:: Aim ::
The entries need to be copied exactly.

## Begin Data extract

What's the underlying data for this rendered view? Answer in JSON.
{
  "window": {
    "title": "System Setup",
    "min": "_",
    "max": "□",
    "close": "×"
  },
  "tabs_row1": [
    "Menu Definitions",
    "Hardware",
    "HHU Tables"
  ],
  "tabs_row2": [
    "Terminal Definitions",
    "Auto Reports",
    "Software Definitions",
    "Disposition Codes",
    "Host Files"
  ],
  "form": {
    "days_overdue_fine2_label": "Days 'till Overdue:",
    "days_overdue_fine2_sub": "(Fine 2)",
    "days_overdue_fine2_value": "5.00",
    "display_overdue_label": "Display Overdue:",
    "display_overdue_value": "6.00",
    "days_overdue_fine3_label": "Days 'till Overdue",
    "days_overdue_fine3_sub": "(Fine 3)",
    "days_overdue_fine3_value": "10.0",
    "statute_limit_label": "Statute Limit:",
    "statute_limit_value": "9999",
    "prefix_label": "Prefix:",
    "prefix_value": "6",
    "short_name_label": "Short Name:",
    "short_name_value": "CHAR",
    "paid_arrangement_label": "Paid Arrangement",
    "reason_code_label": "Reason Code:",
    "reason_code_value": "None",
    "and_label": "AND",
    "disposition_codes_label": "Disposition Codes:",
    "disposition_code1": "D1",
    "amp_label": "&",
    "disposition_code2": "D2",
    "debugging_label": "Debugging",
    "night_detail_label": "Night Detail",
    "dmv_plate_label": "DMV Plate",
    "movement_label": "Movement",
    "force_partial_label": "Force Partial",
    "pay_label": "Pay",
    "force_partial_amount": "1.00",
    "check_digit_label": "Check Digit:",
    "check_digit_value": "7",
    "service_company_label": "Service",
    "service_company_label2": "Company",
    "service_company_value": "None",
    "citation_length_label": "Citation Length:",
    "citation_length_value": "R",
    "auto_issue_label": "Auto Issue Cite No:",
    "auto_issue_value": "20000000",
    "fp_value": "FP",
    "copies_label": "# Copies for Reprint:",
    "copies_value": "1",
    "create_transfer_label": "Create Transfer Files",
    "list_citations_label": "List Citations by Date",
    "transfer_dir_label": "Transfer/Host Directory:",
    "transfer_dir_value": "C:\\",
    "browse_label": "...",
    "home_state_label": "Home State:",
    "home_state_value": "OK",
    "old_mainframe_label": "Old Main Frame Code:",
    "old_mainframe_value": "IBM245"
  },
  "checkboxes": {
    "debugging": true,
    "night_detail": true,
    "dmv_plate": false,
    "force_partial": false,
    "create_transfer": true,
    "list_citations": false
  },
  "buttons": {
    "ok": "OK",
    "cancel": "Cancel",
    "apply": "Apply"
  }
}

## End Data extract

:: Answer to this exercise ::
What's the underlying data for this rendered view? Answer in JSON.
{
  "window": {
    "title": "System Setup",
    "min": "_",
    "max": "□",
    "close": "×"
  },
  "tabs_row1": [
    "Menu Definitions",
    "Hardware",
    "HHU Tables"
  ],
  "tabs_row2": [
    "Terminal Definitions",
    "Auto Reports",
    "Software Definitions",
    "Disposition Codes",
    "Host Files"
  ],
  "form": {
    "days_overdue_fine2_label": "Days 'till Overdue:",
    "days_overdue_fine2_sub": "(Fine 2)",
    "days_overdue_fine2_value": "5.00",
    "display_overdue_label": "Display Overdue:",
    "display_overdue_value": "6.00",
    "days_overdue_fine3_label": "Days 'till Overdue",
    "days_overdue_fine3_sub": "(Fine 3)",
    "days_overdue_fine3_value": "10.0",
    "statute_limit_label": "Statute Limit:",
    "statute_limit_value": "9999",
    "prefix_label": "Prefix:",
    "prefix_value": "6",
    "short_name_label": "Short Name:",
    "short_name_value": "CHAR",
    "paid_arrangement_label": "Paid Arrangement",
    "reason_code_label": "Reason Code:",
    "reason_code_value": "None",
    "and_label": "AND",
    "disposition_codes_label": "Disposition Codes:",
    "disposition_code1": "D1",
    "amp_label": "&",
    "disposition_code2": "D2",
    "debugging_label": "Debugging",
    "night_detail_label": "Night Detail",
    "dmv_plate_label": "DMV Plate",
    "movement_label": "Movement",
    "force_partial_label": "Force Partial",
    "pay_label": "Pay",
    "force_partial_amount": "1.00",
    "check_digit_label": "Check Digit:",
    "check_digit_value": "7",
    "service_company_label": "Service",
    "service_company_label2": "Company",
    "service_company_value": "None",
    "citation_length_label": "Citation Length:",
    "citation_length_value": "R",
    "auto_issue_label": "Auto Issue Cite No:",
    "auto_issue_value": "20000000",
    "fp_value": "FP",
    "copies_label": "# Copies for Reprint:",
    "copies_value": "1",
    "create_transfer_label": "Create Transfer Files",
    "list_citations_label": "List Citations by Date",
    "transfer_dir_label": "Transfer/Host Directory:",
    "transfer_dir_value": "C:\\",
    "browse_label": "...",
    "home_state_label": "Home State:",
    "home_state_value": "OK",
    "old_mainframe_label": "Old Main Frame Code:",
    "old_mainframe_value": "IBM245"
  },
  "checkboxes": {
    "debugging": true,
    "night_detail": true,
    "dmv_plate": false,
    "force_partial": false,
    "create_transfer": true,
    "list_citations": false
  },
  "buttons": {
    "ok": "OK",
    "cancel": "Cancel",
    "apply": "Apply"
  }
}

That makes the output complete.